## Your instructions
Select and copy out every line in the records containing "What".

## Material shown
-- start --
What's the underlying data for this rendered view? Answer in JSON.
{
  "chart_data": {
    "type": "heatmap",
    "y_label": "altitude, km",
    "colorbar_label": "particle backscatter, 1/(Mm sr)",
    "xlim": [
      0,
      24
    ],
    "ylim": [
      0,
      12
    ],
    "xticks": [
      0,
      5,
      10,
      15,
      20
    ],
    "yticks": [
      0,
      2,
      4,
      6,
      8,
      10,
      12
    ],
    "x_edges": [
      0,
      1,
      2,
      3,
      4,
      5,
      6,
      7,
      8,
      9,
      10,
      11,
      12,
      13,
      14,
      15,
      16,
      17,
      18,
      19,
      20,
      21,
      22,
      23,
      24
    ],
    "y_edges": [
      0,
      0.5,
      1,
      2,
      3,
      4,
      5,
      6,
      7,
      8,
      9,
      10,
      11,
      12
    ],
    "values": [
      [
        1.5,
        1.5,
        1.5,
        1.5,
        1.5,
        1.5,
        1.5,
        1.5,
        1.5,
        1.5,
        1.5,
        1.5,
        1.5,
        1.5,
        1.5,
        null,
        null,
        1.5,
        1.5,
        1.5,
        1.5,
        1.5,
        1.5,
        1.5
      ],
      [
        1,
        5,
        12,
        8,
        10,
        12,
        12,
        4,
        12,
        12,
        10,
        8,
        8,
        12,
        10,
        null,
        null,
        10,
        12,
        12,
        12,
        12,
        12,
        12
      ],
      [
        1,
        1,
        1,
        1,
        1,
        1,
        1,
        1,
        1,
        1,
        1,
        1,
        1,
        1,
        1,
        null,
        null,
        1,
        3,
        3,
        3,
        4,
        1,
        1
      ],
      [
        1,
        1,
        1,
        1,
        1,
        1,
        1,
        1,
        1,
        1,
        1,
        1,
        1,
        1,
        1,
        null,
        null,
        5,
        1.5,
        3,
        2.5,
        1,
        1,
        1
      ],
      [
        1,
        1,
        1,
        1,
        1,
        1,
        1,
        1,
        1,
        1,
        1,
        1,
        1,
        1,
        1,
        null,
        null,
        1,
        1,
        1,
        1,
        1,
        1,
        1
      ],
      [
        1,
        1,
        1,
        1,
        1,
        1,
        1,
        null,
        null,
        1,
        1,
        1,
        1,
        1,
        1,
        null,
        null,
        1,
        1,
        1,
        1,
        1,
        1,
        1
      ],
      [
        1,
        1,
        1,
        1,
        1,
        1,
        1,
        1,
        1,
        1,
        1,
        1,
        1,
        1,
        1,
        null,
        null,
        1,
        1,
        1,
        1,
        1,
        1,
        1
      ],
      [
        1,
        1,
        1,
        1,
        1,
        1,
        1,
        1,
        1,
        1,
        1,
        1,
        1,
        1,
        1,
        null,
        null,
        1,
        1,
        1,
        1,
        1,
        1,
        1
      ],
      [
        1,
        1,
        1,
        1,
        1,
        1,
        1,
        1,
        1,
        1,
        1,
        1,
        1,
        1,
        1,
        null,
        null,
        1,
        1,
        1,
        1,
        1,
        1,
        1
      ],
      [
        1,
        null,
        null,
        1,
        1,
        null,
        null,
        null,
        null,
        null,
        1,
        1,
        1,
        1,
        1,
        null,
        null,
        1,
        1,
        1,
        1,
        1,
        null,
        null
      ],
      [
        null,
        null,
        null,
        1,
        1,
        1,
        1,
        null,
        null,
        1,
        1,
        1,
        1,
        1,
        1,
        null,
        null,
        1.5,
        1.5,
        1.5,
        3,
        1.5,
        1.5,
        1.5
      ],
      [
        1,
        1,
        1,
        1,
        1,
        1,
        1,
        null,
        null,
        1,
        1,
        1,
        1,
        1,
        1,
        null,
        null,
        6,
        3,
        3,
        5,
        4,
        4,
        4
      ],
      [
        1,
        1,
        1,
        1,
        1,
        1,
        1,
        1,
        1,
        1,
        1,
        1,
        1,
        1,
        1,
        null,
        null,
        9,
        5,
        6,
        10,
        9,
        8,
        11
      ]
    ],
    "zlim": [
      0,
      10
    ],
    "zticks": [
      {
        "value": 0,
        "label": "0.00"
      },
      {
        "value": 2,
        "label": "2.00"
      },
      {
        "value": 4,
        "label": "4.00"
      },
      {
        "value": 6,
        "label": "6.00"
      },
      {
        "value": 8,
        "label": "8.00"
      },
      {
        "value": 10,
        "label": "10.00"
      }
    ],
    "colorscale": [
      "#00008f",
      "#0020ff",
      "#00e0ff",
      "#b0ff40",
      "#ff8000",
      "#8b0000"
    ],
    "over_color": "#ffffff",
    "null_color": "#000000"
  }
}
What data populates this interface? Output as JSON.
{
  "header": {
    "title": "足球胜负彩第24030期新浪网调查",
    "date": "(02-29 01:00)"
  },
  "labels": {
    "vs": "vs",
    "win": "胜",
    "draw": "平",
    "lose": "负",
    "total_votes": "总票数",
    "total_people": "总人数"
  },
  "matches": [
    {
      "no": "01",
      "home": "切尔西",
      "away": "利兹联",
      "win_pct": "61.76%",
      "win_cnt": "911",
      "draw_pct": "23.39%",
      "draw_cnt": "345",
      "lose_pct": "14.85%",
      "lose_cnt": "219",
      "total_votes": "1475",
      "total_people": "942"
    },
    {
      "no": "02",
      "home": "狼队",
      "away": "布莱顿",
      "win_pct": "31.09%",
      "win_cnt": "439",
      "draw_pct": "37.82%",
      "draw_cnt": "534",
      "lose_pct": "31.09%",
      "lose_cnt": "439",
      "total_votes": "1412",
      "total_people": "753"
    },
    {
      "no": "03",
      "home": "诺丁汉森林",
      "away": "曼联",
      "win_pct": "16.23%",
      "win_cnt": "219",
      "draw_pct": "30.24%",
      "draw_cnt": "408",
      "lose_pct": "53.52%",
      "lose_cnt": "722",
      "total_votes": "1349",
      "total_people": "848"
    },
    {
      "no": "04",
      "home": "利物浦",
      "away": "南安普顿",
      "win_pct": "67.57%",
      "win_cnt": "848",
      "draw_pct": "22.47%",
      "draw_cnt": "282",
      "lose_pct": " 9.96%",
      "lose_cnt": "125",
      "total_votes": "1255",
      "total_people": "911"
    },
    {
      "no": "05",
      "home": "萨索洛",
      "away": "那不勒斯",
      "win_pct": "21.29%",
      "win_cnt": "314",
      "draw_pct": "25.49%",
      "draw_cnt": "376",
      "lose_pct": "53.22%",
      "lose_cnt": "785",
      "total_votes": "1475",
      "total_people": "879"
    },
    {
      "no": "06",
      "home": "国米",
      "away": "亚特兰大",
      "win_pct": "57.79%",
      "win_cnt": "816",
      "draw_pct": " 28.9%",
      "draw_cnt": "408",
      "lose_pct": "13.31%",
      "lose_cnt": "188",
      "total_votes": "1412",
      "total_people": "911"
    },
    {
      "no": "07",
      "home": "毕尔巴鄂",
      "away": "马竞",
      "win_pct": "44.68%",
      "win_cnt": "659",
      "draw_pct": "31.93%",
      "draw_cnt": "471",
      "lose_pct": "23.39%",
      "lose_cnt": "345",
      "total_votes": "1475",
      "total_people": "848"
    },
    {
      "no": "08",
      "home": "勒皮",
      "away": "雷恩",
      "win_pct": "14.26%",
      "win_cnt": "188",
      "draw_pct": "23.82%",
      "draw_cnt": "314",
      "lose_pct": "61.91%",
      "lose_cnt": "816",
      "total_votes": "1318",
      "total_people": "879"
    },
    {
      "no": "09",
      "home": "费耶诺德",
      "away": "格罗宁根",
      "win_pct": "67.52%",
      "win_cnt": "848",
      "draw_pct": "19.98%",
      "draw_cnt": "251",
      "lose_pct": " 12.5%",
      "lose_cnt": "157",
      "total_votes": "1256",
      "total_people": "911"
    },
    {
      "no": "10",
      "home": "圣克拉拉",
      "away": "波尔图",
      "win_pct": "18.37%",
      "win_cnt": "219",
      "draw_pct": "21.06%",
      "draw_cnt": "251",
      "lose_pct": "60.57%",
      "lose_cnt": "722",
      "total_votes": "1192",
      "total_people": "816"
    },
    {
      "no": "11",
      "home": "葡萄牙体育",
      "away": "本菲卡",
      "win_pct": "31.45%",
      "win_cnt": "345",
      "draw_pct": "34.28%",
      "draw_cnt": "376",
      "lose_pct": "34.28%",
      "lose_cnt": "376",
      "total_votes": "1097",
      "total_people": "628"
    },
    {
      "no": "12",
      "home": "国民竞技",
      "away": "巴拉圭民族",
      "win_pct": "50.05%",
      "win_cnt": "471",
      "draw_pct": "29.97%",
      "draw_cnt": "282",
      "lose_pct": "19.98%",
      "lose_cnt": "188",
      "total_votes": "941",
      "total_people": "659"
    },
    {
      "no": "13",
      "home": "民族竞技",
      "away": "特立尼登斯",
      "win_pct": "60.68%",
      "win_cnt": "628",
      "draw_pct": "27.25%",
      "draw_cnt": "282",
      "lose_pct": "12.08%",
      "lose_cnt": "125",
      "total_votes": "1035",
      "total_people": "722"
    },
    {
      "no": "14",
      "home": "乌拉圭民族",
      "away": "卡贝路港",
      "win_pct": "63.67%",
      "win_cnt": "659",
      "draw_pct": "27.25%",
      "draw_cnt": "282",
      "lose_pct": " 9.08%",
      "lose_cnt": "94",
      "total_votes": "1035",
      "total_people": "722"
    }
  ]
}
-- end --
## Written answer
What's the underlying data for this rendered view? Answer in JSON.
What data populates this interface? Output as JSON.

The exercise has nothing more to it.